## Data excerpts
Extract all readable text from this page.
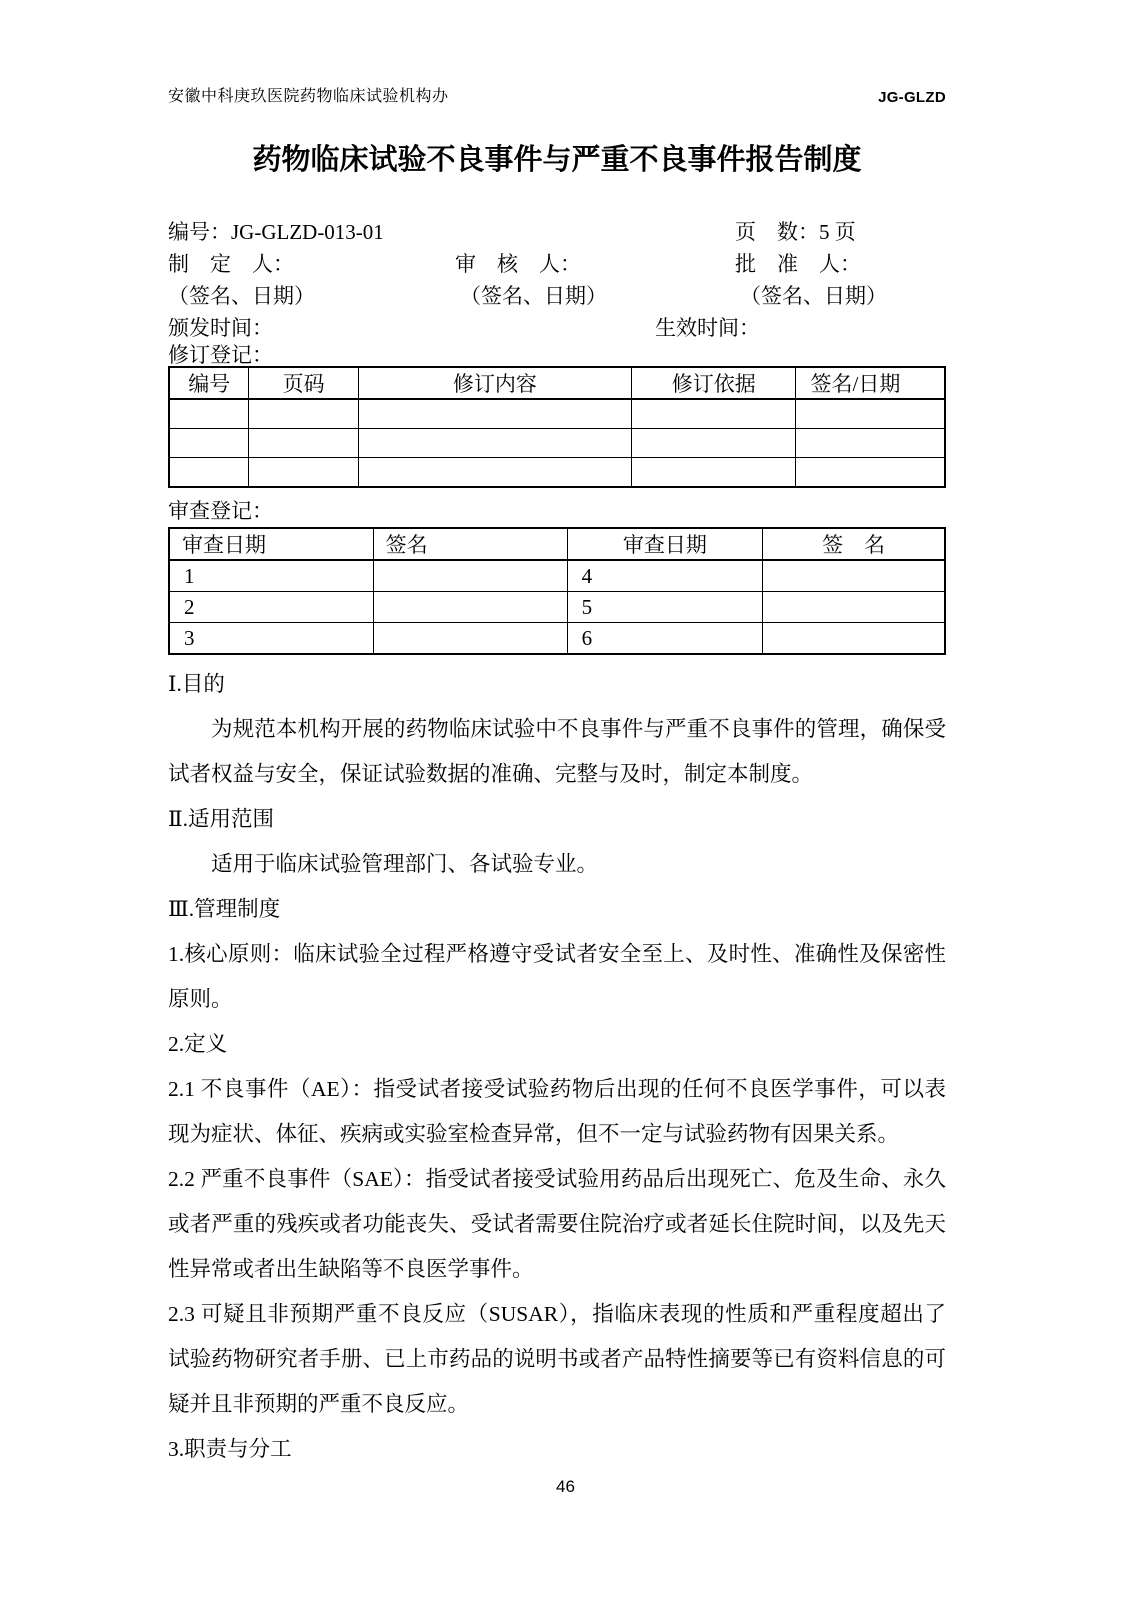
安徽中科庚玖医院药物临床试验机构办	JG-GLZD
药物临床试验不良事件与严重不良事件报告制度
编号：JG-GLZD-013-01	页　数：5 页
制　定　人：	审　核　人：	批　准　人：
（签名、日期）	（签名、日期）	（签名、日期）
颁发时间：	生效时间：
修订登记：
编号	页码	修订内容	修订依据	签名/日期

审查登记：
审查日期	签名	审查日期	签　名
1		4	
2		5	
3		6	

Ⅰ.目的

为规范本机构开展的药物临床试验中不良事件与严重不良事件的管理，确保受试者权益与安全，保证试验数据的准确、完整与及时，制定本制度。

Ⅱ.适用范围

适用于临床试验管理部门、各试验专业。

Ⅲ.管理制度

1.核心原则：临床试验全过程严格遵守受试者安全至上、及时性、准确性及保密性原则。

2.定义

2.1 不良事件（AE）：指受试者接受试验药物后出现的任何不良医学事件，可以表现为症状、体征、疾病或实验室检查异常，但不一定与试验药物有因果关系。

2.2 严重不良事件（SAE）：指受试者接受试验用药品后出现死亡、危及生命、永久或者严重的残疾或者功能丧失、受试者需要住院治疗或者延长住院时间，以及先天性异常或者出生缺陷等不良医学事件。

2.3 可疑且非预期严重不良反应（SUSAR），指临床表现的性质和严重程度超出了试验药物研究者手册、已上市药品的说明书或者产品特性摘要等已有资料信息的可疑并且非预期的严重不良反应。

3.职责与分工

46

## Directions
Track down the lines that include the word "GLZD" and copy them.

## Answer to this task
安徽中科庚玖医院药物临床试验机构办	JG-GLZD
编号：JG-GLZD-013-01	页　数：5 页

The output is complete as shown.